Source
##############################

Groups > comp.lang.java.programmer > #22465 > unrolled thread

offsets in a FileChannel ...

Started by	qwertmonkey@syberianoutpost.ru
First post	2013-02-23 14:11 +0000
Last post	2013-02-26 08:05 -0800
Articles	5 — 3 participants

Back to article view | Back to comp.lang.java.programmer

  offsets in a FileChannel ... qwertmonkey@syberianoutpost.ru - 2013-02-23 14:11 +0000
    Re: offsets in a FileChannel ... Robert Klemme <shortcutter@googlemail.com> - 2013-02-23 15:39 +0100
      Re: offsets in a FileChannel ... Roedy Green <see_website@mindprod.com.invalid> - 2013-02-25 04:09 -0800
        Re: offsets in a FileChannel ... Robert Klemme <shortcutter@googlemail.com> - 2013-02-25 21:50 +0100
          Re: offsets in a FileChannel ... Roedy Green <see_website@mindprod.com.invalid> - 2013-02-26 08:05 -0800

#22465 — offsets in a FileChannel ...

From	qwertmonkey@syberianoutpost.ru
Date	2013-02-23 14:11 +0000
Subject	offsets in a FileChannel ...
Message-ID	<kgain5$4pl$1@speranza.aioe.org>

 What is missing in this code snippet to get the offsets in the underlying
FileChannel on which the MappedByteBuffer and then the CharBuffer are built?
~ 
 CharBuffer.position() gives you the position alright, but how about wanting
to get the actual offset of certain characters in the actual data feed exposed
through the FileInputStream?
~ 
     char c;
     long lPsx;
     FIS = new FileInputStream(IFl);
     FileChannel FlChnl = FIS.getChannel();
     MappedByteBuffer MptbChnlBfr = FlChnl.map(FileChannel.MapMode.READ_ONLY,
0, FlChnl.size());
     CharBuffer cBfrUTF8 = ChrStDkdr.decode(MptbChnlBfr);
// __ 
     while(cBfrUTF8.hasRemaining()){
      c = cBfrUTF8.get();
      lPsx = cBfrUTF8.position();
      System.err.println("// __ |" + lPsx + "|" + c + "|" + (int)c + "|");
     }
// __ 
     FlChnl.close();
     FIS.close();
~ 
 Or do you know of any other way to basically do the same thing?
~ 
 thanks,
 lbrtchx
 comp.lang.java.programmer:offsets in a FileChannel ...

[toc] | [next] | [standalone]

#22466

From	Robert Klemme <shortcutter@googlemail.com>
Date	2013-02-23 15:39 +0100
Message-ID	<aos2kgFqnonU1@mid.individual.net>
In reply to	#22465

On 23.02.2013 15:11, qwertmonkey@syberianoutpost.ru wrote:
>   What is missing in this code snippet to get the offsets in the underlying
> FileChannel on which the MappedByteBuffer and then the CharBuffer are built?

##############################

Record list
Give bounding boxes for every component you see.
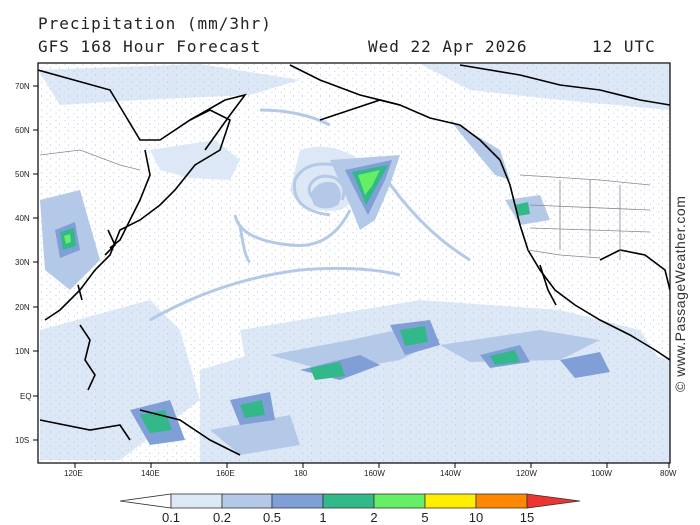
lat-label-50n: 50N	[15, 170, 30, 179]
watermark-text: © www.PassageWeather.com	[672, 195, 688, 392]
lat-label-70n: 70N	[15, 82, 30, 91]
legend-label-10: 10	[468, 510, 484, 525]
forecast-subtitle: GFS 168 Hour Forecast	[38, 37, 262, 56]
lat-label-20n: 20N	[15, 303, 30, 312]
lon-label-140e: 140E	[141, 469, 160, 478]
legend-swatch	[221, 493, 273, 509]
legend-label-0-5: 0.5	[262, 510, 282, 525]
map-ticks	[33, 85, 670, 468]
borders	[39, 149, 651, 260]
lon-label-180: 180	[294, 469, 308, 478]
lon-label-160e: 160E	[216, 469, 235, 478]
lon-label-160w: 160W	[364, 469, 385, 478]
precip-field	[38, 63, 670, 463]
legend-label-2: 2	[370, 510, 378, 525]
coastlines	[38, 64, 670, 456]
legend-swatch	[271, 493, 324, 509]
map-frame	[37, 62, 671, 464]
lat-label-30n: 30N	[15, 258, 30, 267]
legend-swatch-below	[119, 493, 172, 509]
legend-label-0-1: 0.1	[161, 510, 181, 525]
precip-legend	[119, 493, 581, 509]
legend-label-1: 1	[319, 510, 327, 525]
lon-label-80w: 80W	[660, 469, 677, 478]
legend-label-5: 5	[421, 510, 429, 525]
legend-swatch	[424, 493, 477, 509]
forecast-date: Wed 22 Apr 2026	[368, 37, 528, 56]
lat-label-10n: 10N	[15, 347, 30, 356]
legend-label-0-2: 0.2	[212, 510, 232, 525]
legend-swatch	[170, 493, 223, 509]
lon-label-100w: 100W	[591, 469, 612, 478]
forecast-time: 12 UTC	[592, 37, 656, 56]
lon-label-120e: 120E	[64, 469, 83, 478]
lat-label-10s: 10S	[15, 436, 30, 445]
legend-swatch-above	[526, 493, 581, 509]
legend-swatch	[475, 493, 528, 509]
lat-label-eq: EQ	[20, 392, 32, 401]
lon-label-120w: 120W	[516, 469, 537, 478]
lat-label-40n: 40N	[15, 214, 30, 223]
legend-swatch	[322, 493, 375, 509]
lat-label-60n: 60N	[15, 126, 30, 135]
legend-label-15: 15	[519, 510, 535, 525]
legend-swatch	[373, 493, 426, 509]
lon-label-140w: 140W	[440, 469, 461, 478]
map-title: Precipitation (mm/3hr)	[38, 14, 272, 33]
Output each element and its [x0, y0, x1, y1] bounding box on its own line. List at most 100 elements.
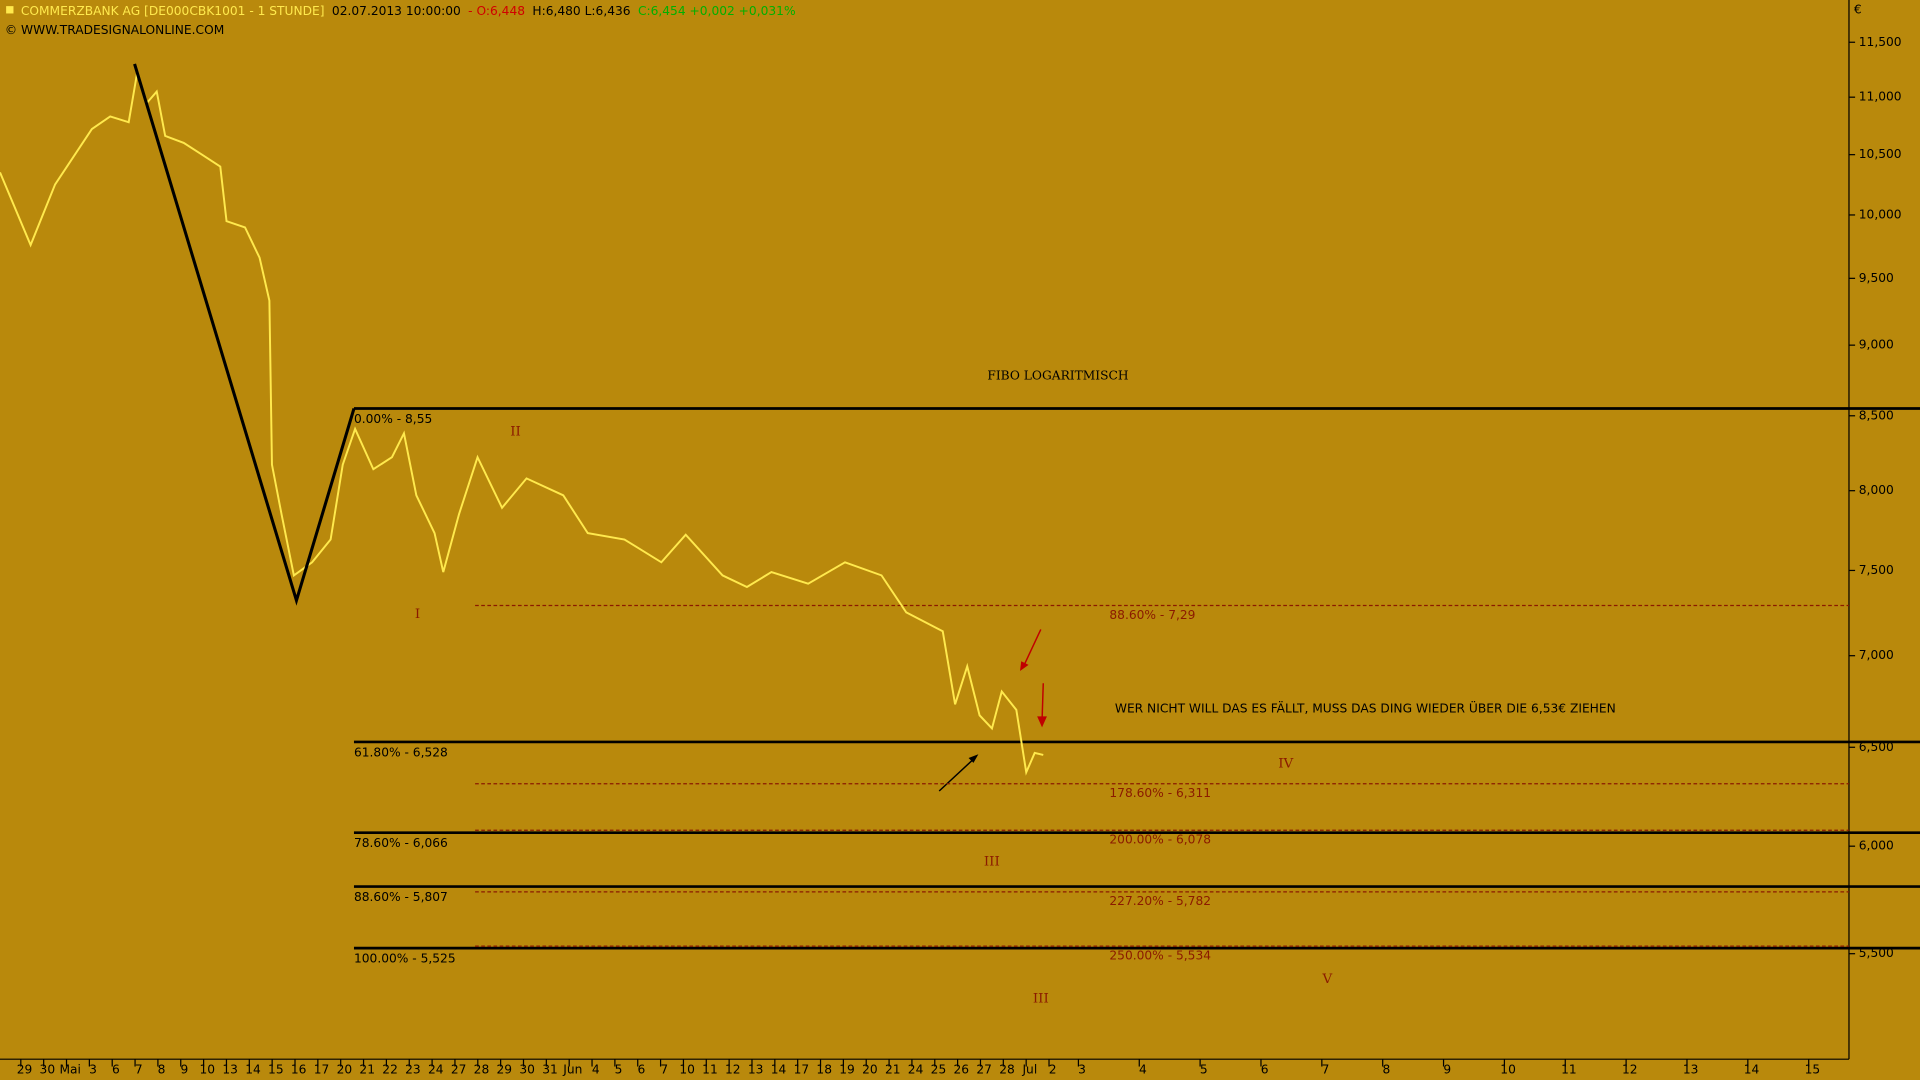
x-tick-label: 22 [382, 1063, 398, 1077]
x-tick-label: 10 [199, 1063, 215, 1077]
x-tick-label: 8 [158, 1063, 166, 1077]
wave-label: III [1033, 992, 1049, 1007]
x-tick-label: 12 [725, 1063, 741, 1077]
header-part: - O:6,448 [468, 4, 525, 18]
wave-label: V [1321, 972, 1332, 987]
y-tick-label: 11,000 [1859, 90, 1902, 104]
x-tick-label: 6 [1261, 1063, 1269, 1077]
extension-label: 227.20% - 5,782 [1109, 894, 1211, 908]
copyright: © WWW.TRADESIGNALONLINE.COM [5, 23, 224, 37]
x-tick-label: 10 [1500, 1063, 1516, 1077]
header-part: 02.07.2013 10:00:00 [332, 4, 461, 18]
x-tick-label: 10 [679, 1063, 695, 1077]
x-tick-label: 18 [816, 1063, 832, 1077]
extension-label: 178.60% - 6,311 [1109, 786, 1211, 800]
header-part: C:6,454 +0,002 +0,031% [638, 4, 796, 18]
x-tick-label: 17 [314, 1063, 330, 1077]
arrow [1041, 683, 1044, 722]
x-tick-label: 13 [222, 1063, 238, 1077]
x-tick-label: 3 [1078, 1063, 1086, 1077]
arrow [938, 758, 974, 792]
x-tick-label: 13 [1683, 1063, 1699, 1077]
x-tick-label: Jul [1021, 1063, 1037, 1077]
y-tick-label: 5,500 [1859, 946, 1894, 960]
wave-label: II [510, 425, 521, 440]
y-tick-label: 8,000 [1859, 483, 1894, 497]
annotation: WER NICHT WILL DAS ES FÄLLT, MUSS DAS DI… [1115, 699, 1616, 715]
x-tick-label: 13 [748, 1063, 764, 1077]
retracement-label: 61.80% - 6,528 [354, 745, 448, 759]
header-part: H:6,480 L:6,436 [532, 4, 630, 18]
x-tick-label: 30 [40, 1063, 56, 1077]
x-tick-label: 27 [451, 1063, 467, 1077]
arrow [1023, 629, 1042, 667]
x-tick-label: 29 [497, 1063, 513, 1077]
zigzag-line [133, 63, 356, 606]
x-tick-label: 9 [181, 1063, 189, 1077]
x-tick-label: 11 [702, 1063, 718, 1077]
x-tick-label: 23 [405, 1063, 421, 1077]
wave-label: III [984, 855, 1000, 870]
arrow-head [1037, 716, 1047, 728]
retracement-label: 100.00% - 5,525 [354, 952, 456, 966]
x-tick-label: 14 [1744, 1063, 1760, 1077]
x-tick-label: 28 [999, 1063, 1015, 1077]
header-part: COMMERZBANK AG [DE000CBK1001 - 1 STUNDE] [21, 4, 325, 18]
extension-label: 250.00% - 5,534 [1109, 948, 1211, 962]
x-tick-label: Mai [59, 1063, 80, 1077]
x-tick-label: 14 [245, 1063, 261, 1077]
arrows [938, 629, 1047, 792]
y-tick-label: 7,000 [1859, 648, 1894, 662]
x-tick-label: 15 [268, 1063, 284, 1077]
chart-title: FIBO LOGARITMISCH [987, 368, 1128, 382]
x-tick-label: 24 [908, 1063, 924, 1077]
x-tick-label: 7 [135, 1063, 143, 1077]
header: COMMERZBANK AG [DE000CBK1001 - 1 STUNDE]… [21, 4, 796, 18]
retracement-label: 88.60% - 5,807 [354, 890, 448, 904]
x-tick-label: 14 [771, 1063, 787, 1077]
retracement-label: 0.00% - 8,55 [354, 412, 432, 426]
x-tick-label: 31 [542, 1063, 558, 1077]
x-tick-label: 6 [112, 1063, 120, 1077]
retracement-label: 78.60% - 6,066 [354, 836, 448, 850]
x-tick-label: 21 [885, 1063, 901, 1077]
y-tick-label: 8,500 [1859, 408, 1894, 422]
x-tick-label: 17 [794, 1063, 810, 1077]
x-tick-label: 12 [1622, 1063, 1638, 1077]
x-tick-label: 20 [337, 1063, 353, 1077]
y-tick-label: 6,000 [1859, 839, 1894, 853]
arrow-head [1020, 661, 1029, 672]
x-tick-label: 21 [359, 1063, 375, 1077]
x-tick-label: 30 [519, 1063, 535, 1077]
x-tick-label: 4 [592, 1063, 600, 1077]
x-tick-label: 26 [954, 1063, 970, 1077]
x-tick-label: 24 [428, 1063, 444, 1077]
arrow-head [968, 754, 979, 763]
y-tick-label: 9,500 [1859, 271, 1894, 285]
x-tick-label: 29 [17, 1063, 33, 1077]
x-tick-label: 9 [1443, 1063, 1451, 1077]
x-tick-label: 27 [976, 1063, 992, 1077]
x-tick-label: 2 [1049, 1063, 1057, 1077]
x-tick-label: 7 [660, 1063, 668, 1077]
header-icon [6, 6, 14, 14]
currency: € [1854, 2, 1862, 16]
x-tick-label: 11 [1561, 1063, 1577, 1077]
x-tick-label: 6 [638, 1063, 646, 1077]
x-tick-label: 8 [1382, 1063, 1390, 1077]
x-tick-label: 4 [1139, 1063, 1147, 1077]
x-tick-label: 5 [1200, 1063, 1208, 1077]
y-tick-label: 11,500 [1859, 35, 1902, 49]
y-tick-label: 10,000 [1859, 207, 1902, 221]
wave-label: IV [1278, 757, 1293, 772]
x-tick-label: 15 [1805, 1063, 1821, 1077]
x-tick-label: 7 [1322, 1063, 1330, 1077]
x-tick-label: 25 [931, 1063, 947, 1077]
x-tick-label: 20 [862, 1063, 878, 1077]
price-line [0, 72, 1044, 776]
wave-label: I [415, 607, 420, 622]
x-tick-label: 16 [291, 1063, 307, 1077]
x-tick-label: 19 [839, 1063, 855, 1077]
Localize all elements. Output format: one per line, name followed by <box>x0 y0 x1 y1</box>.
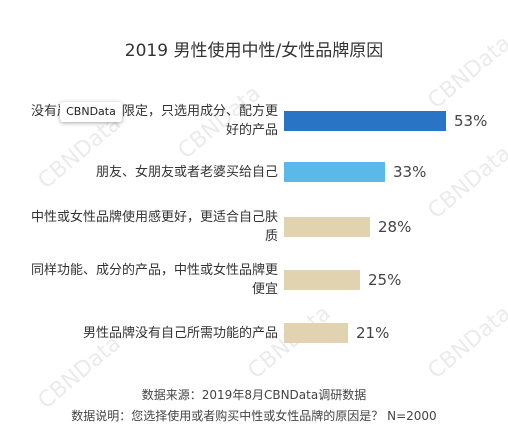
bar <box>284 270 360 290</box>
value-label: 53% <box>454 112 488 130</box>
data-description-note: 数据说明：您选择使用或者购买中性或女性品牌的原因是？ N=2000 <box>71 409 437 423</box>
bar <box>284 217 370 237</box>
chart-title: 2019 男性使用中性/女性品牌原因 <box>124 41 384 61</box>
value-label: 25% <box>368 271 402 289</box>
bar <box>284 162 385 182</box>
bar <box>284 111 446 131</box>
category-label: 中性或女性品牌使用感更好，更适合自己肤质 <box>30 210 278 244</box>
watermark: CBNData <box>423 300 508 385</box>
value-label: 21% <box>356 324 390 342</box>
data-source-note: 数据来源：2019年8月CBNData调研数据 <box>141 388 367 402</box>
category-label: 朋友、女朋友或者老婆买给自己 <box>95 164 278 180</box>
value-label: 33% <box>393 163 427 181</box>
category-label: 男性品牌没有自己所需功能的产品 <box>82 325 278 341</box>
value-label: 28% <box>378 218 412 236</box>
bar <box>284 323 348 343</box>
source-badge: CBNData <box>60 102 122 122</box>
category-label: 同样功能、成分的产品，中性或女性品牌更便宜 <box>30 263 278 297</box>
watermark: CBNData <box>423 140 508 225</box>
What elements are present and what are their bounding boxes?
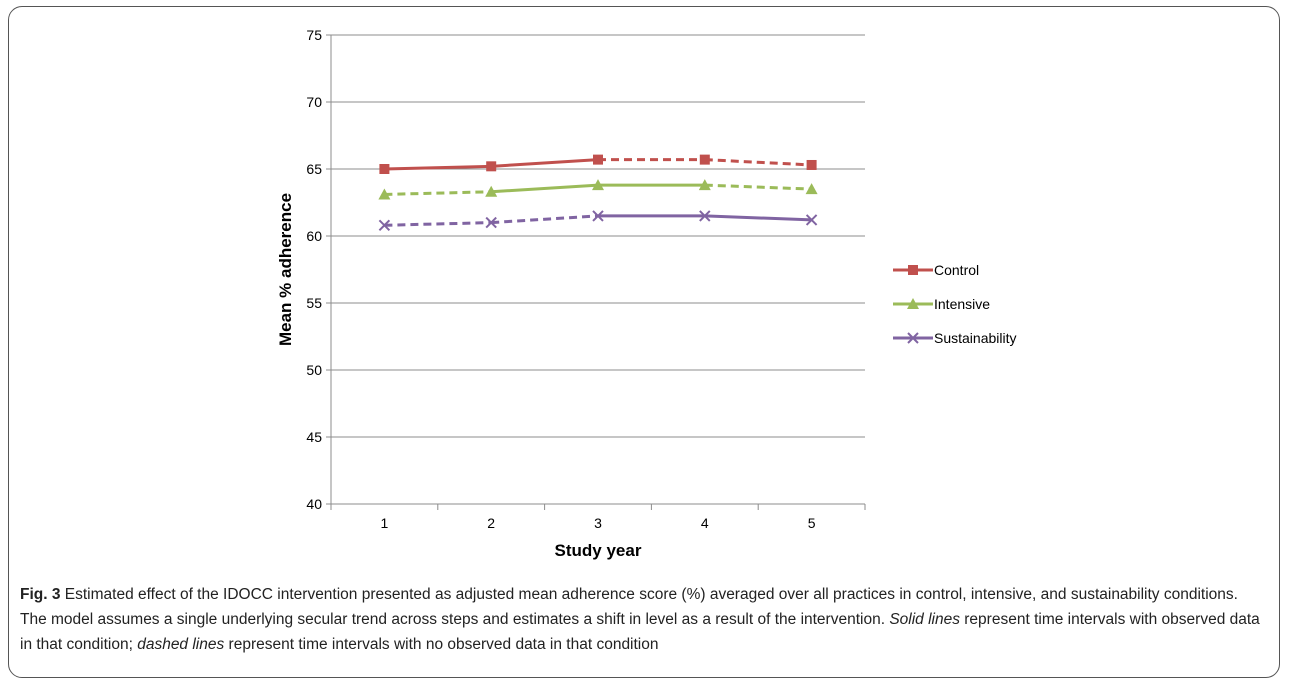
caption-solid-lines: Solid lines (889, 611, 960, 628)
y-tick-label: 55 (306, 295, 322, 311)
y-axis-title: Mean % adherence (276, 193, 295, 346)
y-tick-label: 45 (306, 429, 322, 445)
data-point (379, 164, 390, 174)
x-tick-label: 4 (701, 515, 709, 531)
y-tick-label: 65 (306, 161, 322, 177)
series-control (379, 154, 817, 174)
data-point (378, 219, 391, 231)
data-point (592, 210, 604, 222)
legend: Control Intensive Sustainability (893, 262, 1017, 346)
data-point (907, 298, 919, 309)
series-line-segment (384, 164, 492, 171)
data-point (485, 185, 498, 197)
figure-label: Fig. 3 (20, 586, 61, 603)
data-point (699, 210, 711, 222)
y-tick-label: 40 (306, 496, 322, 512)
gridlines (331, 34, 865, 438)
data-point (485, 216, 497, 229)
series-group (378, 154, 818, 231)
legend-label: Intensive (934, 296, 990, 312)
figure-caption: Fig. 3 Estimated effect of the IDOCC int… (20, 582, 1268, 657)
y-tick-label: 70 (306, 94, 322, 110)
data-point (805, 183, 818, 195)
data-point (698, 179, 711, 191)
legend-label: Sustainability (934, 330, 1017, 346)
caption-dashed-lines: dashed lines (137, 636, 225, 653)
data-point (806, 159, 817, 170)
series-line-segment (384, 190, 492, 196)
data-point (699, 154, 710, 165)
data-point (593, 154, 603, 165)
figure-frame (8, 6, 1280, 678)
caption-text-1: Estimated effect of the IDOCC interventi… (20, 586, 1238, 628)
data-point (805, 214, 818, 226)
y-tick-label: 75 (306, 27, 322, 43)
y-tick-label: 60 (306, 228, 322, 244)
series-line-segment (491, 214, 599, 225)
y-tick-labels: 40 45 50 55 60 65 70 75 (306, 27, 322, 512)
x-tick-label: 3 (594, 515, 602, 531)
series-line-segment (384, 221, 492, 227)
series-intensive (378, 179, 818, 200)
y-tick-label: 50 (306, 362, 322, 378)
data-point (908, 265, 918, 275)
caption-text-2: represent time intervals with observed d… (20, 611, 1260, 653)
x-axis-title: Study year (555, 541, 642, 560)
x-tick-label: 1 (381, 515, 389, 531)
series-sustainability (378, 210, 818, 231)
series-line-segment (704, 158, 812, 167)
series-line-segment (491, 183, 599, 194)
data-point (907, 332, 919, 344)
caption-text-3: represent time intervals with no observe… (224, 636, 659, 653)
data-point (378, 188, 391, 200)
legend-label: Control (934, 262, 979, 278)
data-point (592, 179, 604, 191)
series-line-segment (704, 214, 812, 222)
x-tick-label: 5 (808, 515, 816, 531)
x-tick-label: 2 (487, 515, 495, 531)
data-point (486, 161, 497, 172)
series-line-segment (704, 183, 812, 191)
axes (326, 34, 866, 510)
series-line-segment (491, 158, 599, 168)
x-tick-labels: 1 2 3 4 5 (381, 515, 816, 531)
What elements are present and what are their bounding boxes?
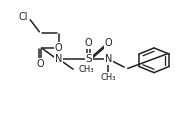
Text: Cl: Cl bbox=[19, 12, 28, 22]
Text: O: O bbox=[104, 38, 112, 48]
Text: N: N bbox=[105, 54, 112, 64]
Text: O: O bbox=[85, 38, 93, 48]
Text: S: S bbox=[85, 54, 92, 64]
Text: O: O bbox=[36, 59, 44, 69]
Text: CH₃: CH₃ bbox=[79, 65, 94, 74]
Text: CH₃: CH₃ bbox=[100, 73, 116, 82]
Text: N: N bbox=[55, 54, 62, 64]
Text: O: O bbox=[55, 43, 62, 53]
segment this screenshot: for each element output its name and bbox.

##############################

Complete the following
- 1) Say whether each statement agrees with the FileChannel offsets thread, answering yes or no and quoting the deciding words: (a) The thread has five articles from three participants. (b) The first post's code maps the file in read-write mode. (c) The last post in the thread is by Robert Klemme.
- 2) Resume the FileChannel offsets thread after its last line.

Per-task answers
- 1)
(a) Yes: "5 — 3 participants"
(b) No: "FileChannel.MapMode.READ_ONLY"
(c) No: "Re: offsets in a FileChannel ... Roedy Green <see_website@mindprod.com.invalid> - 2013-02-26 08:05 -0800"

- 2)
> ~
>   CharBuffer.position() gives you the position alright, but how about wanting
> to get the actual offset of certain characters in the actual data feed exposed
> through the FileInputStream?
> ~
>       char c;
>       long lPsx;
>       FIS = new FileInputStream(IFl);
>       FileChannel FlChnl = FIS.getChannel();
>       MappedByteBuffer MptbChnlBfr = FlChnl.map(FileChannel.MapMode.READ_ONLY,
> 0, FlChnl.size());
>       CharBuffer cBfrUTF8 = ChrStDkdr.decode(MptbChnlBfr);
> // __
>       while(cBfrUTF8.hasRemaining()){
>        c = cBfrUTF8.get();
>        lPsx = cBfrUTF8.position();
>        System.err.println("// __ |" + lPsx + "|" + c + "|" + (int)c + "|");
>       }
> // __
>       FlChnl.close();
>       FIS.close();
> ~
>   Or do you know of any other way to basically do the same thing?

UTF8 is not an encoding with a fixed width.  You would have to create 
more complex code if you want to align char position and byte position.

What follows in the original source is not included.